PROVIDED RECORDS |

-- start --

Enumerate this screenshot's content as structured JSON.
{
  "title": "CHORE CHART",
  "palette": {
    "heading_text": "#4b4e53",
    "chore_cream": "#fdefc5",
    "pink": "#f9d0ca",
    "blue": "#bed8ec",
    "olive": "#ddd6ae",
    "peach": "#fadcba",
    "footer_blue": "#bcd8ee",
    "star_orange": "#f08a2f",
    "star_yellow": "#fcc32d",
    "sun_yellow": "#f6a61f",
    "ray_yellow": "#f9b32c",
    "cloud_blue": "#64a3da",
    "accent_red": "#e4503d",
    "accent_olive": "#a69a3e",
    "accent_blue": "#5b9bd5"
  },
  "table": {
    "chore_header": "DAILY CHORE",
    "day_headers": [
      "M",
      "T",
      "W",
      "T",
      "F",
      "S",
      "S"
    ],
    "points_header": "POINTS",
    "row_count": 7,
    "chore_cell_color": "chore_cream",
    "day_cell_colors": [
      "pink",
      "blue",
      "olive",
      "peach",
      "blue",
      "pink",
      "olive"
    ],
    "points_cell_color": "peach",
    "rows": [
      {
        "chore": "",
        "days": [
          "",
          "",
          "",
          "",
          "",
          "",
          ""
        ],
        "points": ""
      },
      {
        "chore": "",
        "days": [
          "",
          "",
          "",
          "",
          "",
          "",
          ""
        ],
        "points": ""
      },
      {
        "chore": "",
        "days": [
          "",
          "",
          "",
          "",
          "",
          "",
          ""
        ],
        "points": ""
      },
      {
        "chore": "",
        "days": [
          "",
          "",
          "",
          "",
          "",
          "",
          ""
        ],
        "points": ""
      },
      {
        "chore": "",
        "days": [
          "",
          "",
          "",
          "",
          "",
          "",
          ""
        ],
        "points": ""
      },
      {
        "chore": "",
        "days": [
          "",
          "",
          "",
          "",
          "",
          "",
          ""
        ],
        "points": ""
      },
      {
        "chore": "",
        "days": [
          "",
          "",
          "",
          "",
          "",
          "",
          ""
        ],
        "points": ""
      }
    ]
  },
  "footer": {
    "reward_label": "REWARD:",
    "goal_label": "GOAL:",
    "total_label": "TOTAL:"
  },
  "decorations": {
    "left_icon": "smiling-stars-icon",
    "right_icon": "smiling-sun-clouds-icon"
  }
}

-- end --

STATED EXERCISE |
Copy the entries above exactly, leaving none out.

RESULT FOR THIS TASK |
Enumerate this screenshot's content as structured JSON.
{
  "title": "CHORE CHART",
  "palette": {
    "heading_text": "#4b4e53",
    "chore_cream": "#fdefc5",
    "pink": "#f9d0ca",
    "blue": "#bed8ec",
    "olive": "#ddd6ae",
    "peach": "#fadcba",
    "footer_blue": "#bcd8ee",
    "star_orange": "#f08a2f",
    "star_yellow": "#fcc32d",
    "sun_yellow": "#f6a61f",
    "ray_yellow": "#f9b32c",
    "cloud_blue": "#64a3da",
    "accent_red": "#e4503d",
    "accent_olive": "#a69a3e",
    "accent_blue": "#5b9bd5"
  },
  "table": {
    "chore_header": "DAILY CHORE",
    "day_headers": [
      "M",
      "T",
      "W",
      "T",
      "F",
      "S",
      "S"
    ],
    "points_header": "POINTS",
    "row_count": 7,
    "chore_cell_color": "chore_cream",
    "day_cell_colors": [
      "pink",
      "blue",
      "olive",
      "peach",
      "blue",
      "pink",
      "olive"
    ],
    "points_cell_color": "peach",
    "rows": [
      {
        "chore": "",
        "days": [
          "",
          "",
          "",
          "",
          "",
          "",
          ""
        ],
        "points": ""
      },
      {
        "chore": "",
        "days": [
          "",
          "",
          "",
          "",
          "",
          "",
          ""
        ],
        "points": ""
      },
      {
        "chore": "",
        "days": [
          "",
          "",
          "",
          "",
          "",
          "",
          ""
        ],
        "points": ""
      },
      {
        "chore": "",
        "days": [
          "",
          "",
          "",
          "",
          "",
          "",
          ""
        ],
        "points": ""
      },
      {
        "chore": "",
        "days": [
          "",
          "",
          "",
          "",
          "",
          "",
          ""
        ],
        "points": ""
      },
      {
        "chore": "",
        "days": [
          "",
          "",
          "",
          "",
          "",
          "",
          ""
        ],
        "points": ""
      },
      {
        "chore": "",
        "days": [
          "",
          "",
          "",
          "",
          "",
          "",
          ""
        ],
        "points": ""
      }
    ]
  },
  "footer": {
    "reward_label": "REWARD:",
    "goal_label": "GOAL:",
    "total_label": "TOTAL:"
  },
  "decorations": {
    "left_icon": "smiling-stars-icon",
    "right_icon": "smiling-sun-clouds-icon"
  }
}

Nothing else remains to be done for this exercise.